AUFGABEN:
[A] Wie lautet der Abschnitt des Artikels über den Brustimplantate-Skandal von „14. Januar 2022 /“ bis „Implant Prothese (PIP).“, wenn du ihn neu schreibst und dabei „Rechtsstreit“ durch „Gerichtsstreit“ ersetzt?
[B] Wie könnte der Artikel über den Brustimplantate-Skandal nach seinem letzten Satz weitergehen? Setze ihn fort.

TEXTAUSZUG:
== == ==

14. Januar 2022 / Aus aller Welt

Brustimplantate-Skandal: TÜV zu Schadenersatz verurteilt

Der Rechtsstreit zieht sich seit Jahren durch die Instanzen - mit widersprüchlichen Ergebnissen. Das Handelsgericht in Toulon hat nun den TÜV Rheinland zu Schadenersatz in Millionenhöhe verurteilt.

Ein Brustimplantat des Implantatherstellers Poly Implant Prothese (PIP).
Veröffentlicht am 14. Januar 2022 um 15:27 Uhr von dpa

Im jahrelangen Rechtsstreit um minderwertige Brustimplantate hat das Handelsgericht im französischen Toulon den TÜV Rheinland zu Schadenersatz in Millionenhöhe verurteilt.

Rund 1600 klagende Frauen sollen nach dem am Freitag veröffentlichten Urteil vom Vortag eine vorläufige Entschädigung von jeweils 5150 Euro erhalten, in der Summe rund 8,2 Millionen Euro.

Binnen zwei Jahren soll ein Sachverständiger die Angelegenheit weiter untersuchen. Der TÜV kündigte eine Berufung gegen die Entscheidung in erster Instanz an.

Der Rechtsstreit zieht sich in Frankreich seit Jahren in mehreren Verfahren durch die Instanzen - mit widersprüchlichen Ergebnissen.

Unendliche Saga

Der Skandal ist eine schier unendliche Saga und wurde 2010 aufgedeckt. Der inzwischen insolvente französische Hersteller Poly Implant Prothèse (PIP) hatte jahrelang billiges Industriesilikon für seine Implantate verwendet. Die reißanfälligen Implantate könnten Schätzungen zufolge weltweit bei Hunderttausenden Frauen eingesetzt worden sein - auch bei Frauen aus Deutschland. Die Opfer berichteten etwa von Silikonkissen, aus denen das Gel herausgesickert sei.

== == ==

VORLIEGENDE DATEN:

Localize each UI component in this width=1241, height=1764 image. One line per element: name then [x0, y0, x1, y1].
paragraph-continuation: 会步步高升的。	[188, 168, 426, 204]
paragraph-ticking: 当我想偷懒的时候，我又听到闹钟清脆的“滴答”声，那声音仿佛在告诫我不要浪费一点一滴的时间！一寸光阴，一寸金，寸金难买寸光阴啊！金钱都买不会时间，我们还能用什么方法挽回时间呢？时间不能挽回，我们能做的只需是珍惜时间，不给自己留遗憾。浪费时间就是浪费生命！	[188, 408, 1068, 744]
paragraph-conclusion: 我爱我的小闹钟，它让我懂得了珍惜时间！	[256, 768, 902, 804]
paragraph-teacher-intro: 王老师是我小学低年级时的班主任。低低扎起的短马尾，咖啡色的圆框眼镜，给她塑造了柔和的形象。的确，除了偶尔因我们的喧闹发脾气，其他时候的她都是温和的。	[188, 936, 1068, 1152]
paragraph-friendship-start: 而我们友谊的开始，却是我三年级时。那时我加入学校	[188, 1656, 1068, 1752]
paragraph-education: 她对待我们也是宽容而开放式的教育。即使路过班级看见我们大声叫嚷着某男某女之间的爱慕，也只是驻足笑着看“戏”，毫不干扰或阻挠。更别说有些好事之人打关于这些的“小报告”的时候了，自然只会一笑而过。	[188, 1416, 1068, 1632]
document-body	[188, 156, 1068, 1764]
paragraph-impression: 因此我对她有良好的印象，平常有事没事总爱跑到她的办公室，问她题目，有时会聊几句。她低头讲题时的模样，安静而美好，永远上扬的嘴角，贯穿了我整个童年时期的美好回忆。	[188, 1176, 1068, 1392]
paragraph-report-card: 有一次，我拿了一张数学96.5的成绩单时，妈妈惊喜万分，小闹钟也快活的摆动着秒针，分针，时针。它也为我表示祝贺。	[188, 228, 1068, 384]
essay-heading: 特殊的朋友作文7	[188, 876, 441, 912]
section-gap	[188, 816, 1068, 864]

== == ==

LÖSUNGEN DER REIHE NACH:
[A]
14. Januar 2022 / Aus aller Welt

Brustimplantate-Skandal: TÜV zu Schadenersatz verurteilt

Der Gerichtsstreit zieht sich seit Jahren durch die Instanzen - mit widersprüchlichen Ergebnissen. Das Handelsgericht in Toulon hat nun den TÜV Rheinland zu Schadenersatz in Millionenhöhe verurteilt.

Ein Brustimplantat des Implantatherstellers Poly Implant Prothese (PIP).

[B]
Der TÜV Rheinland hatte als unabhängiger Prüfdienstleister das Qualitätssicherungsverfahren von PIP zertifiziert - also das Qualitätssiegel vergeben. Die Klägerinnen werfen ihm deshalb Schlamperei vor. Sie argumentieren, dass der Pfusch mit überraschenden Kontrollen hätte aufgedeckt werden könnten. Das Unternehmen sieht sich dagegen selbst als Opfer der Täuschung von PIP und betont, keine Pflichten verletzt zu haben.

Nach dem jüngsten Urteil von Toulon erklärte die den TÜV vertretende Anwältin Christelle Coslin, dass der TÜV eine Haftung in der Sache von sich weise. Dem Gerichtsentscheid ständen Urteile des Gerichtshofs der Europäischen Union von 2017 und der Berufungsgerichte Versailles und Poitiers aus 2021 entgegen. «TÜV Rheinland lagen außerdem zu keinem Zeitpunkt im Rahmen seiner Tätigkeit für PIP Anhaltspunkte dafür vor, dass die Brustimplantate von PIP möglicherweise nicht konform waren.» Aufgabe des TÜV sei es nach den Vorschriften nicht gewesen, einen Betrug aufzudecken.